■ The exercise
Look through the lines below and extract any with the word "Convert".

■ Material
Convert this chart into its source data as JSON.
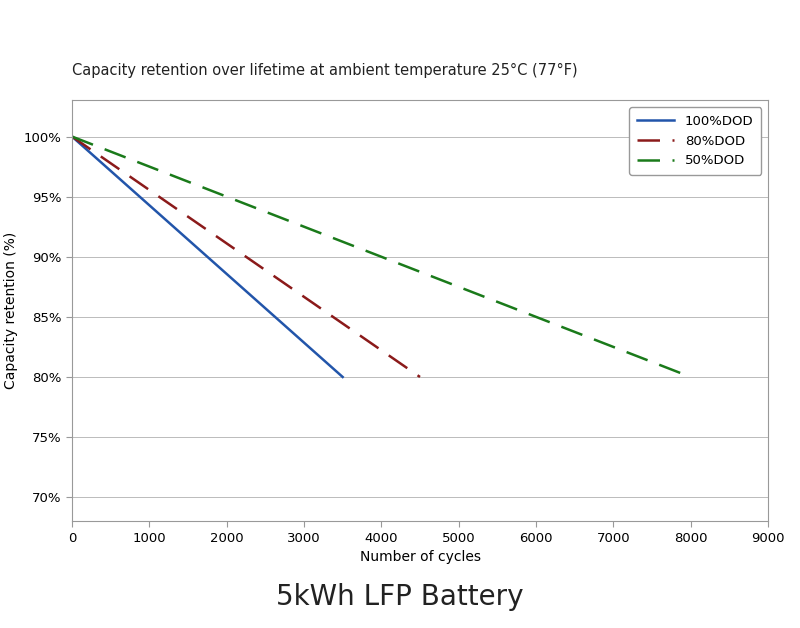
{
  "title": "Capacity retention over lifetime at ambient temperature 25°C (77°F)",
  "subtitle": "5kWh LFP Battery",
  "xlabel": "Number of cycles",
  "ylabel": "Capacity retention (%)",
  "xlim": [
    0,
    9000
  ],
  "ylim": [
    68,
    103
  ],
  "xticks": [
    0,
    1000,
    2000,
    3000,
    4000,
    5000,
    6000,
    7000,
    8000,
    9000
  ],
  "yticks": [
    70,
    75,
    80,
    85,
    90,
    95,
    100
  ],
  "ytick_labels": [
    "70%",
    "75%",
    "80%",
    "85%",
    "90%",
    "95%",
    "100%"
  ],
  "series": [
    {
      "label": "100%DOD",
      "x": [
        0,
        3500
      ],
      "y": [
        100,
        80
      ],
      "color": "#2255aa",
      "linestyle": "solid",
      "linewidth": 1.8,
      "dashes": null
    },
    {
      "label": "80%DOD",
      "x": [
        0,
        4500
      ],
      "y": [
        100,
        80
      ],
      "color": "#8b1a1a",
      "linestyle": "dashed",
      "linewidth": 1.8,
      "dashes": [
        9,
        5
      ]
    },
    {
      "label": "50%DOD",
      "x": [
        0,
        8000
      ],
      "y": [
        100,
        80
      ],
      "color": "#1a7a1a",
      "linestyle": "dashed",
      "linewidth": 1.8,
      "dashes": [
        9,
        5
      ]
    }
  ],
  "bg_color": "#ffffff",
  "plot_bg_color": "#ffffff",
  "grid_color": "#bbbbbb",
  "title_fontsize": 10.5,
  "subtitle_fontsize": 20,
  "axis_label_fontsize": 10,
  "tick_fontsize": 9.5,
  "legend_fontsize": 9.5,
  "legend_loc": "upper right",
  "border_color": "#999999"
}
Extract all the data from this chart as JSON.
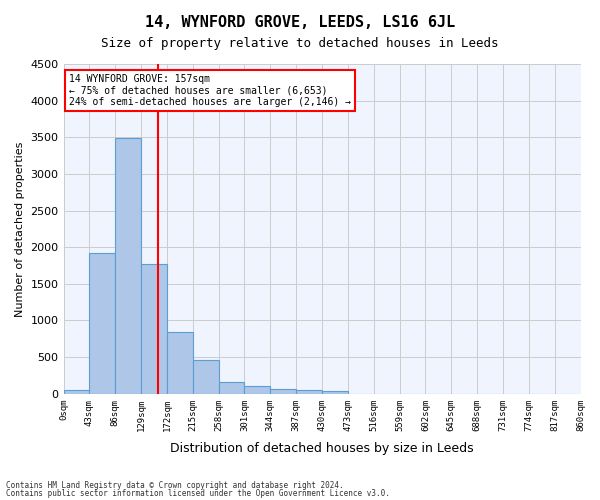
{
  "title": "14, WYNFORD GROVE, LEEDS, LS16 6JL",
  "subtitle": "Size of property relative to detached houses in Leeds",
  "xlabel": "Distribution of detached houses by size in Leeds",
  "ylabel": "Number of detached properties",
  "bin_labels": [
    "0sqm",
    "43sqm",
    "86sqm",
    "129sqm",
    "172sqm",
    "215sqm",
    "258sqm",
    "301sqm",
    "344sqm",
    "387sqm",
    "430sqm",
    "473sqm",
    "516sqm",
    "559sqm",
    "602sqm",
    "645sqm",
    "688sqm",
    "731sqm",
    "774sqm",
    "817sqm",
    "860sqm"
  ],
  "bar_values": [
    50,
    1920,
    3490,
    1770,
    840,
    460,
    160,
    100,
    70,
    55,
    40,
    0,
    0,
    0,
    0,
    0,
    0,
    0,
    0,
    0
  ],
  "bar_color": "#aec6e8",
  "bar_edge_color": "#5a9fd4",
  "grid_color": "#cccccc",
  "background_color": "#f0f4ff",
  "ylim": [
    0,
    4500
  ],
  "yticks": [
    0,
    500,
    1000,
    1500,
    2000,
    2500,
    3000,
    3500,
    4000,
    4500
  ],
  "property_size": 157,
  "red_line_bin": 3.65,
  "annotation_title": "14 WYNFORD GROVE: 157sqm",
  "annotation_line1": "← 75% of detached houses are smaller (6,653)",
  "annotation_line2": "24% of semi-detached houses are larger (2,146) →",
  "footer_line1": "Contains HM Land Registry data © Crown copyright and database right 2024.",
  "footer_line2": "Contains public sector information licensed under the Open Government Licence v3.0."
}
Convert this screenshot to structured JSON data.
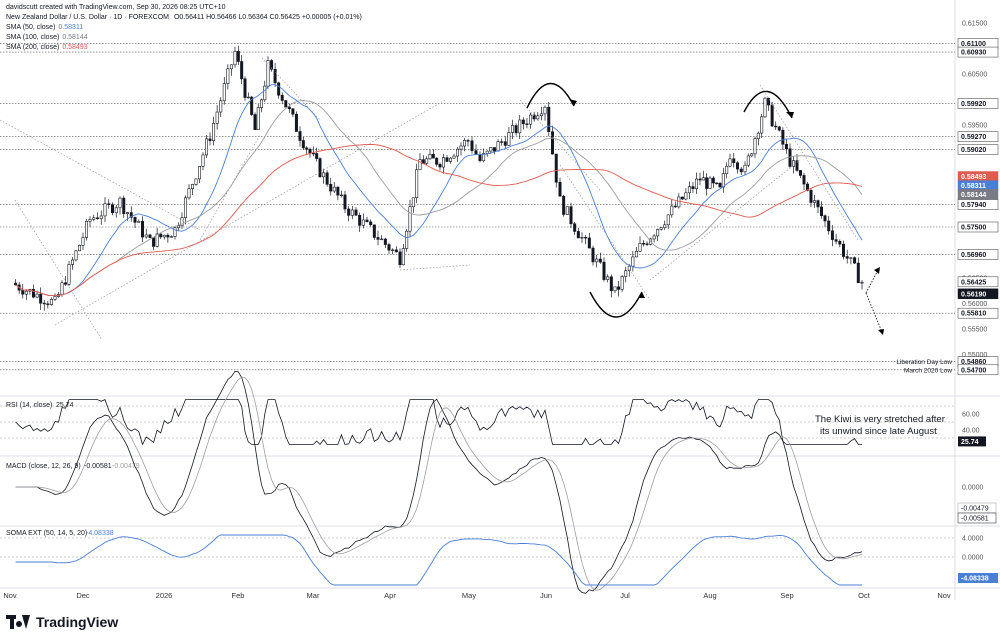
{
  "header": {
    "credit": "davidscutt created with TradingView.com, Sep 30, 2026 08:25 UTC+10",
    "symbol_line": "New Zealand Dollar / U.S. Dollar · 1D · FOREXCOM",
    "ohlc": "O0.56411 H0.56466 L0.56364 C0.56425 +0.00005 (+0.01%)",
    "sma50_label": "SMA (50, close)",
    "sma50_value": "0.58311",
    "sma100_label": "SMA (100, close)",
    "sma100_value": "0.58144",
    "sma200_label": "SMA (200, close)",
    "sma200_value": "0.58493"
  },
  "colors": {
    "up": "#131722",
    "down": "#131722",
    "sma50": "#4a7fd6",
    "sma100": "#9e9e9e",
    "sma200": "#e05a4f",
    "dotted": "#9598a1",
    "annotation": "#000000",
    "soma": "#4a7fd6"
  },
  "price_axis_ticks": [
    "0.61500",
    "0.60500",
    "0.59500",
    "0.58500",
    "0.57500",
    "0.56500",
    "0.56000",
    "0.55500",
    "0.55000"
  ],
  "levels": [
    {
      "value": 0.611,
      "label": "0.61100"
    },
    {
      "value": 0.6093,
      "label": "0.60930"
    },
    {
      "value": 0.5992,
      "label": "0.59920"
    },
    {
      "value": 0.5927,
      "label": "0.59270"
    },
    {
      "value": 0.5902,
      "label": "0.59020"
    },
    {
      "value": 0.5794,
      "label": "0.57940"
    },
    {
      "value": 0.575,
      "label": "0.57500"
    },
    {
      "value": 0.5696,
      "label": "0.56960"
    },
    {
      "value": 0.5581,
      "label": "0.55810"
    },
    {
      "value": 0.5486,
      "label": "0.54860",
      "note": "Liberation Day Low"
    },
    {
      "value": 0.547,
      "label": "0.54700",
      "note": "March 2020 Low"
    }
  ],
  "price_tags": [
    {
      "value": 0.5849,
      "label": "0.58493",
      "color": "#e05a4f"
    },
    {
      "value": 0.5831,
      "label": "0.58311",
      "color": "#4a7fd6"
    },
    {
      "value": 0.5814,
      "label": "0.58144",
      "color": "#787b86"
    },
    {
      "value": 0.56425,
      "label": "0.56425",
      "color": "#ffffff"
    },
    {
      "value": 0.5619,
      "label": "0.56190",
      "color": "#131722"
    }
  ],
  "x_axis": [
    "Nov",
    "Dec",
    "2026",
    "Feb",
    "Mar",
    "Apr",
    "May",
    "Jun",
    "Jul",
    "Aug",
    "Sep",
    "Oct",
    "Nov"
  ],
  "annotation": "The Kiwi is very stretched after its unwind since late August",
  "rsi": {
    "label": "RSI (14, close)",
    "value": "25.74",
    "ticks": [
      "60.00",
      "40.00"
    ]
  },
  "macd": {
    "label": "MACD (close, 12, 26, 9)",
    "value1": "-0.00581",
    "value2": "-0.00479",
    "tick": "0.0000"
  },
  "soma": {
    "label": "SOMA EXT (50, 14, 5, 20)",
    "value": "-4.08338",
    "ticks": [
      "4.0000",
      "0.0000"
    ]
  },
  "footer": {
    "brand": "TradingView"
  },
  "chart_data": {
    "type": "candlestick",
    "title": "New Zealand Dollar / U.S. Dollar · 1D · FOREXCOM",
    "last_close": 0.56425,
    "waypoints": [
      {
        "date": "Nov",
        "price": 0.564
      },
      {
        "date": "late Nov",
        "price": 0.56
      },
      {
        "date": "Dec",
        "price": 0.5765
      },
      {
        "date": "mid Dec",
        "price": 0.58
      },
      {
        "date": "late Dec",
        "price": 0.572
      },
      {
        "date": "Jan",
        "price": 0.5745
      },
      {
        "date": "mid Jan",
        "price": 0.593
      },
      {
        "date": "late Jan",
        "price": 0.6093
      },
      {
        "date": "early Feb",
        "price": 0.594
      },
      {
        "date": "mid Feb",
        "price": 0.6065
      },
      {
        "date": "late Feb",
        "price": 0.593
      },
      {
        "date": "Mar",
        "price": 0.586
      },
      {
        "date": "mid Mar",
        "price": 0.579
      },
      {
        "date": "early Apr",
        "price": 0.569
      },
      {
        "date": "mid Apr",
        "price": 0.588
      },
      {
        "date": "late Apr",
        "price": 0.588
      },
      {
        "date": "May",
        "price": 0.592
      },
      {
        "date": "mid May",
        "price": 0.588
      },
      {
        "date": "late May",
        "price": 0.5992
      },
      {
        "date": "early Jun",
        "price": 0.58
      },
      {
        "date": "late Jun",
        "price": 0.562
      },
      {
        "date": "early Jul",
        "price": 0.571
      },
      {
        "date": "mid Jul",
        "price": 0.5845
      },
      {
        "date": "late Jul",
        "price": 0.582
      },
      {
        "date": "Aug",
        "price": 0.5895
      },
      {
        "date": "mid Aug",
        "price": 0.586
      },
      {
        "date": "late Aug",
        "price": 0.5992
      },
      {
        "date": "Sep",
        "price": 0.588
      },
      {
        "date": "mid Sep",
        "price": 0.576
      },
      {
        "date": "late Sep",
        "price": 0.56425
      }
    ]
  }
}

■ Problem solution
Convert this chart into its source data as JSON.
Convert this screenshot to structured JSON data.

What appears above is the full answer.